Stored data:
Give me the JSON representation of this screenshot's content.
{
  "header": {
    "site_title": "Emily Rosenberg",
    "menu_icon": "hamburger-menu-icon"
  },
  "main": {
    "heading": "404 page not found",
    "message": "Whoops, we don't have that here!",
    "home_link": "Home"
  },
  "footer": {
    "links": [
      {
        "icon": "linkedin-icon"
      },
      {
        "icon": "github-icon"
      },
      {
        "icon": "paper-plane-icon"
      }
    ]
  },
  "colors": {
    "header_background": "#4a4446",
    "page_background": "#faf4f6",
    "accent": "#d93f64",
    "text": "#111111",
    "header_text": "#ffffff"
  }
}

Instructions to follow: Write the data out again in full and exactly.

Completed task:
Give me the JSON representation of this screenshot's content.
{
  "header": {
    "site_title": "Emily Rosenberg",
    "menu_icon": "hamburger-menu-icon"
  },
  "main": {
    "heading": "404 page not found",
    "message": "Whoops, we don't have that here!",
    "home_link": "Home"
  },
  "footer": {
    "links": [
      {
        "icon": "linkedin-icon"
      },
      {
        "icon": "github-icon"
      },
      {
        "icon": "paper-plane-icon"
      }
    ]
  },
  "colors": {
    "header_background": "#4a4446",
    "page_background": "#faf4f6",
    "accent": "#d93f64",
    "text": "#111111",
    "header_text": "#ffffff"
  }
}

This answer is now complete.